=== À FAIRE ===
Rédigez la suite de l'article sur la suppression d'une bande de circulation sur la E40 à l'entrée de Bruxelles, à partir de sa dernière ligne.

=== TEXTE À LIRE ===
============================================================
Le ministre flamand de la Mobilité Ben Weyts n'a pas caché sa mauvaise humeur après avoir appris que la Région bruxelloise mettait définitivement en oeuvre à partir de lundi sa décision de procéder à une diminution du nombre de bandes de circulation sur la E40, à l'entrée de la Région-Capitale.

Selon Ben Weyts, il avait été convenu à plusieurs reprises que l'on commencerait par une phase de tests.

"Qu'est-ce donc pour une forme de coopération?", s'interroge le ministre N-VA. "Si l'objectif de Bruxelles était de faire cadeau à la Flandre de ses files, c'est réussi", a-t-il regretté. Les derniers panneaux de signalisation sont actuellement placés. Les automobilistes disposeront d'une bande de circulation en moins en direction de Bruxelles à partir de lundi.


"Cela peut être une amélioration" (VAB)
============================================================
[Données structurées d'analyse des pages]

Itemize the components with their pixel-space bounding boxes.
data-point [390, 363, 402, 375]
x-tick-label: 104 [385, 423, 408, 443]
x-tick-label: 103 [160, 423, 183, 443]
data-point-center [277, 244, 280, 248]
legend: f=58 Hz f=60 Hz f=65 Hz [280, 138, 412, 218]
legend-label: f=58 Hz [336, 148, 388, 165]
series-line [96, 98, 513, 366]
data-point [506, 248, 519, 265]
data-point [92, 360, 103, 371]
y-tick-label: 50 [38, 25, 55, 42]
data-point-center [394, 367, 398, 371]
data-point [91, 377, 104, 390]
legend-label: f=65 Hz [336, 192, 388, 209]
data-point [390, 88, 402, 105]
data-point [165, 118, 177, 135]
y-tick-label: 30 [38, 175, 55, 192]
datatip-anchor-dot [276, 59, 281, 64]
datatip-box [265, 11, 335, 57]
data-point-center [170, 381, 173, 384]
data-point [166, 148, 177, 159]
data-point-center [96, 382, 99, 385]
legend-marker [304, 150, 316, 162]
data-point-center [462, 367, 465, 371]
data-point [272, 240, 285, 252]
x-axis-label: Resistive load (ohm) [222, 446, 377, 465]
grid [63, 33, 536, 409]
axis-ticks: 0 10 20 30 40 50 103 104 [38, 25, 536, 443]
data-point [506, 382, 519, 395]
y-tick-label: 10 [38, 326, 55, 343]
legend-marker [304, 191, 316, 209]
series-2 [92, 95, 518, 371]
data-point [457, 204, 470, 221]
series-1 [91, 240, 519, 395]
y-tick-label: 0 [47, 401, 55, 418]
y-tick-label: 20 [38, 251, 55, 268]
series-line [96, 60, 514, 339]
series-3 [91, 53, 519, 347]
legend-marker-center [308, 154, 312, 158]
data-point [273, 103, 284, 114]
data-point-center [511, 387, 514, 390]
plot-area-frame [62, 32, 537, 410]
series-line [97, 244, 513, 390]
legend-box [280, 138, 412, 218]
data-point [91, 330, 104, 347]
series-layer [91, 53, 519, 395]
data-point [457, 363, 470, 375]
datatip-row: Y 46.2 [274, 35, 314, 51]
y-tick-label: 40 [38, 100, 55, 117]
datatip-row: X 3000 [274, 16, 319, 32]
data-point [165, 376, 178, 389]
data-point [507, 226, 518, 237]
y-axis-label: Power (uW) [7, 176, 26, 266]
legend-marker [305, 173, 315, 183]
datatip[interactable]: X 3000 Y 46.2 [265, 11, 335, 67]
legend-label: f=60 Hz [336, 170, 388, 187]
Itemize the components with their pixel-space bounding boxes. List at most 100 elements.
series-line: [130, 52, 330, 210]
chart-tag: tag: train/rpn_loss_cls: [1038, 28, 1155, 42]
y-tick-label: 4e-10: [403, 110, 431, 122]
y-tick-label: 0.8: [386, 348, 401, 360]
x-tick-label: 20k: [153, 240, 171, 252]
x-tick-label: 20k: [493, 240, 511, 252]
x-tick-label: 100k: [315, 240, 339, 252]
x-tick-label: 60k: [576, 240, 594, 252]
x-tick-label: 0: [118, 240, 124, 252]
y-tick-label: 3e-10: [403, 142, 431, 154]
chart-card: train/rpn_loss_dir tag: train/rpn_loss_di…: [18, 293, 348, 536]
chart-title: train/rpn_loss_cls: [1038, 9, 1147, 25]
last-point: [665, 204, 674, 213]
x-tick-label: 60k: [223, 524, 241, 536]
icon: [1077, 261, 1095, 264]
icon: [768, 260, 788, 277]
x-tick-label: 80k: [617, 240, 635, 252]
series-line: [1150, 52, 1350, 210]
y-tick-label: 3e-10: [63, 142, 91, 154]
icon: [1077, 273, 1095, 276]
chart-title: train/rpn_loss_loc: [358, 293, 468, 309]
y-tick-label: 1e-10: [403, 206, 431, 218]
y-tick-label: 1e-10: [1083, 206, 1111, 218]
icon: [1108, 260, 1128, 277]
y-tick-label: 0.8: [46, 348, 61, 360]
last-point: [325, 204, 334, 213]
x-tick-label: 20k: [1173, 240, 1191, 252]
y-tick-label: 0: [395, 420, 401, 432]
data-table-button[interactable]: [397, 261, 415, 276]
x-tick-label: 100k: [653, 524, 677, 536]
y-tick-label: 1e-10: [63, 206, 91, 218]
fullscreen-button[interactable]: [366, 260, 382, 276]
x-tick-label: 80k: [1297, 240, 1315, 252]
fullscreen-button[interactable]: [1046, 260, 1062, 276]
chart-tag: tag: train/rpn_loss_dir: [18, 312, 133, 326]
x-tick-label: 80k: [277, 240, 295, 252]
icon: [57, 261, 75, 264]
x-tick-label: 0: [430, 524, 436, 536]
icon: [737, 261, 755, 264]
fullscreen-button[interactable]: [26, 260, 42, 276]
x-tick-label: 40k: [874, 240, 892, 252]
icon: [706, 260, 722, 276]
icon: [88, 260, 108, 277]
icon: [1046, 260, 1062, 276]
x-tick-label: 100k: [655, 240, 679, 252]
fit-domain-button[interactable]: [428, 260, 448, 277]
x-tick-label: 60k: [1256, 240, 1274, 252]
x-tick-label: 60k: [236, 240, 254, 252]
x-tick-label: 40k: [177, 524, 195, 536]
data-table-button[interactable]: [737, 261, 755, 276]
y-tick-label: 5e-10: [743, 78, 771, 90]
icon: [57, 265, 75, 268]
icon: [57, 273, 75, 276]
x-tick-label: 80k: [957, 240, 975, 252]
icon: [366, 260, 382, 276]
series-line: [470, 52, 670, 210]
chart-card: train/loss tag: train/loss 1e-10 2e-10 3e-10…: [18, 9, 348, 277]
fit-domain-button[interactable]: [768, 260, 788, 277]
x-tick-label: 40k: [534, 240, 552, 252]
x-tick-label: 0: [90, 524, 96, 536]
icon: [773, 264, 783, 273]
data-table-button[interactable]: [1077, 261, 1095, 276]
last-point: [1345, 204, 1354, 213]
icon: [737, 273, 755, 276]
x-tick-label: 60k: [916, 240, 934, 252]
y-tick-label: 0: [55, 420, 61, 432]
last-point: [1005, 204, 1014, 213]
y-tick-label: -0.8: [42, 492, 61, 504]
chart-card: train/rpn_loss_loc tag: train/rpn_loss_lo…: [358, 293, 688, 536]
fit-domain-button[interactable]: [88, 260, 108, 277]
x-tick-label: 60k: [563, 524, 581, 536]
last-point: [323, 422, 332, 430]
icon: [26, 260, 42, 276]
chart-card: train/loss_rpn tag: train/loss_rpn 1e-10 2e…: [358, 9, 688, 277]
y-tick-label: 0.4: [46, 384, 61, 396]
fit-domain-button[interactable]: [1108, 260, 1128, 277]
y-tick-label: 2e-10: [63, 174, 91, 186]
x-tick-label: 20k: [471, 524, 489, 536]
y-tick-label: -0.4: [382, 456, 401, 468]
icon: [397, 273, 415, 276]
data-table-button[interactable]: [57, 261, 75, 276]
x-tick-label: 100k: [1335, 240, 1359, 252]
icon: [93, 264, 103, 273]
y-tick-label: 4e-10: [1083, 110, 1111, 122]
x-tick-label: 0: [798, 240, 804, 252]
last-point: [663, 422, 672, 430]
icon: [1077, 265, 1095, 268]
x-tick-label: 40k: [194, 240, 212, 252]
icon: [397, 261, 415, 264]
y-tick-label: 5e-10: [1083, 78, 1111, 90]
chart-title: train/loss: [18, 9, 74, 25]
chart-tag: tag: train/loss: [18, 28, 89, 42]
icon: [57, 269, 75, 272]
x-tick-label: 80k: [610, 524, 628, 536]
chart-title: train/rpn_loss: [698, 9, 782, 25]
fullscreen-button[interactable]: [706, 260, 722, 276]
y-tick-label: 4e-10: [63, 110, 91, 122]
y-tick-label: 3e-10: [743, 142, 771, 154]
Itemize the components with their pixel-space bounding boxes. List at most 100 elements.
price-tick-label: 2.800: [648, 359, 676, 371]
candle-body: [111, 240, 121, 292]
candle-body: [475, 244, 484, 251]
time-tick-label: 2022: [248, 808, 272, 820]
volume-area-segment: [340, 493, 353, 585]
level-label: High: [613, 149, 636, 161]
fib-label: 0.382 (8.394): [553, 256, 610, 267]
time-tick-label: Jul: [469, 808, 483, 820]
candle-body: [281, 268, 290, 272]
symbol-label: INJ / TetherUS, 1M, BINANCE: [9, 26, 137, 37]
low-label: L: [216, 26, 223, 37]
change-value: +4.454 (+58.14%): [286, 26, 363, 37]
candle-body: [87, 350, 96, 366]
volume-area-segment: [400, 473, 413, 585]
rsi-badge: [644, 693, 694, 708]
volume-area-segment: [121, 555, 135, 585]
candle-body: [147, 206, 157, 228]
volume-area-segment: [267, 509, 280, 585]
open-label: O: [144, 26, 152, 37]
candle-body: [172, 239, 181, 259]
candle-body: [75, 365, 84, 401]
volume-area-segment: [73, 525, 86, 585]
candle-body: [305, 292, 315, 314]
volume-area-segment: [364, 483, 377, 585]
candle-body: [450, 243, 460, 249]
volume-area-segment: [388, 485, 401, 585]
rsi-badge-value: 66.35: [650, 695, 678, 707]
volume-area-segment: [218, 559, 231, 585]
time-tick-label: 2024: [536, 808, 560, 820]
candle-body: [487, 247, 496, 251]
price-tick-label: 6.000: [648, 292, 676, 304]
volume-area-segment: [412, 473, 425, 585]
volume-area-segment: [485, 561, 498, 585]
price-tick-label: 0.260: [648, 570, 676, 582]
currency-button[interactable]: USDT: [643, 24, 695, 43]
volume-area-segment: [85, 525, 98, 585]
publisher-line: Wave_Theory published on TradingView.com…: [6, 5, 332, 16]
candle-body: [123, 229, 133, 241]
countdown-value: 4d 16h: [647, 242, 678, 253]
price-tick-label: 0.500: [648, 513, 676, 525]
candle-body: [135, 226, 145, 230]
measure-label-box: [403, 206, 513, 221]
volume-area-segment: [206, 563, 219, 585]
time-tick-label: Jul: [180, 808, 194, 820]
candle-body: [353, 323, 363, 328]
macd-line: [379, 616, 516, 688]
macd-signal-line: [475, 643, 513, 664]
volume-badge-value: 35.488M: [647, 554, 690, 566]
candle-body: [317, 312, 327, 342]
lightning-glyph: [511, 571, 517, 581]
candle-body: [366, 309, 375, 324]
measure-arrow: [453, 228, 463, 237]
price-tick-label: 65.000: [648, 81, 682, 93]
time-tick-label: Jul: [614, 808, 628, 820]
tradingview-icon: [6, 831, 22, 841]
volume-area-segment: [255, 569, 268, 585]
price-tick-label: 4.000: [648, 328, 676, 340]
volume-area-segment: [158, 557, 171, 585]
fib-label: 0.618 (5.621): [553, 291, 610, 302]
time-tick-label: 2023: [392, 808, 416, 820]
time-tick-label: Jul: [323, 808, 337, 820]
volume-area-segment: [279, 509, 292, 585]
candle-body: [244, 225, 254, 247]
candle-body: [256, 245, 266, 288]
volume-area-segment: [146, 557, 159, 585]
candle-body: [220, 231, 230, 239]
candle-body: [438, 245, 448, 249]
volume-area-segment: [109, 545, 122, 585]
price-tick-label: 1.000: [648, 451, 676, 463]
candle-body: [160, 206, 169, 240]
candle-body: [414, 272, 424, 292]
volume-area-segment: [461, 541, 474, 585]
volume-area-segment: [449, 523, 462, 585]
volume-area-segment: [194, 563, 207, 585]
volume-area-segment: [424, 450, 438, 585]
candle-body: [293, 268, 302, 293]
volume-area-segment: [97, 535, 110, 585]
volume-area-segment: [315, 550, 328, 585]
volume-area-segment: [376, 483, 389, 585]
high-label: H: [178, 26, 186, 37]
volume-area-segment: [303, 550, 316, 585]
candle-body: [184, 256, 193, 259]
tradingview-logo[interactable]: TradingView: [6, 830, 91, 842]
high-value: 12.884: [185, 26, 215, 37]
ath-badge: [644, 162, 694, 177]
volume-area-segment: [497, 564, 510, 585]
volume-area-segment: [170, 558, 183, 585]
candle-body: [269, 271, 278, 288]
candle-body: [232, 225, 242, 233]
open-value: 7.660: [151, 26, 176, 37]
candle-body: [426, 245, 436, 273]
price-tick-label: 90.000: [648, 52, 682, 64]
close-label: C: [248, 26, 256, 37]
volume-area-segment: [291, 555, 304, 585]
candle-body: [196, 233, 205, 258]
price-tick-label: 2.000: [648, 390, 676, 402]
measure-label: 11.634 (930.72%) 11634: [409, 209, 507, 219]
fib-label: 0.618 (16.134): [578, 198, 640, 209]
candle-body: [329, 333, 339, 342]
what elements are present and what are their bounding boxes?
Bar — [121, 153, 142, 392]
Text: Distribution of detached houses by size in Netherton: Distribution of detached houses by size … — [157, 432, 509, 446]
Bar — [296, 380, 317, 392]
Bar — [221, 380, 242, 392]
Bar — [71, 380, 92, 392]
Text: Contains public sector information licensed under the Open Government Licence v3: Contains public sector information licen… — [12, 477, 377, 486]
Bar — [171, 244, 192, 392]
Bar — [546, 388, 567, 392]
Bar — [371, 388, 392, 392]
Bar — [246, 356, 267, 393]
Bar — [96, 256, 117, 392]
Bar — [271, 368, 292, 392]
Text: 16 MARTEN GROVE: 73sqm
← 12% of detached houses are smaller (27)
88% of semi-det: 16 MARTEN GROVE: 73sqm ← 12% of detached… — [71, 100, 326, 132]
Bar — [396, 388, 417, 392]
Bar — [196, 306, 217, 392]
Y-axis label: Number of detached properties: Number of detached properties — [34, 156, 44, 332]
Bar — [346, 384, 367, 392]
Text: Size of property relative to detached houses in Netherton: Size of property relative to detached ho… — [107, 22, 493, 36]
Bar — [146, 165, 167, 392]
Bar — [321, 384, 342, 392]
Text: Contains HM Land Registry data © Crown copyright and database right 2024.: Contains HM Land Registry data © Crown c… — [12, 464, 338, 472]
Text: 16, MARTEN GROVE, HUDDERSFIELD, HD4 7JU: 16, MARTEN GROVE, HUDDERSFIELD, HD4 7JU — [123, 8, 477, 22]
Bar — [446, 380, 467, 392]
============================================================
=== RÉPONSE ===
Si le rétrécissement de l'E40 à l'entrée de Bruxelles est bien appréhendé, ça peut se révéler être une amélioration", indique Maarten Matienko, porte-parole de l'association VAB. M. Matienko insiste qu'il faudrait un plan global. "L'espace libéré doit alors être dédié aux transports en commun et à une infrastructure cycliste. Il faudra prévoir des points de transfert. Dans ce cas-là, la mobilité verrait sa capacité augmenter". Ce rétrécissement pourrait créer un filtre, selon le VAB. "Avec un trafic moins dense vers le centre, il y aura moins de files dans le centre et la circulation y serait plus fluide. Ce qui entraînerait un double effet positif, si c'est bien réfléchi. Parce que les noeuds les plus inextricables se situent dans le centre de la ville", affirme encore Maarten Matienko.

Que ce rétrécissement de l'E40 entraîne la formation de files jusqu'au ring de Bruxelles et y entrave la fluidité du trafic, est une thèse que ne retient pas M. Matienko. "On constate que les gens s'adaptent vite. Il est donc important qu'il y ait des alternatives".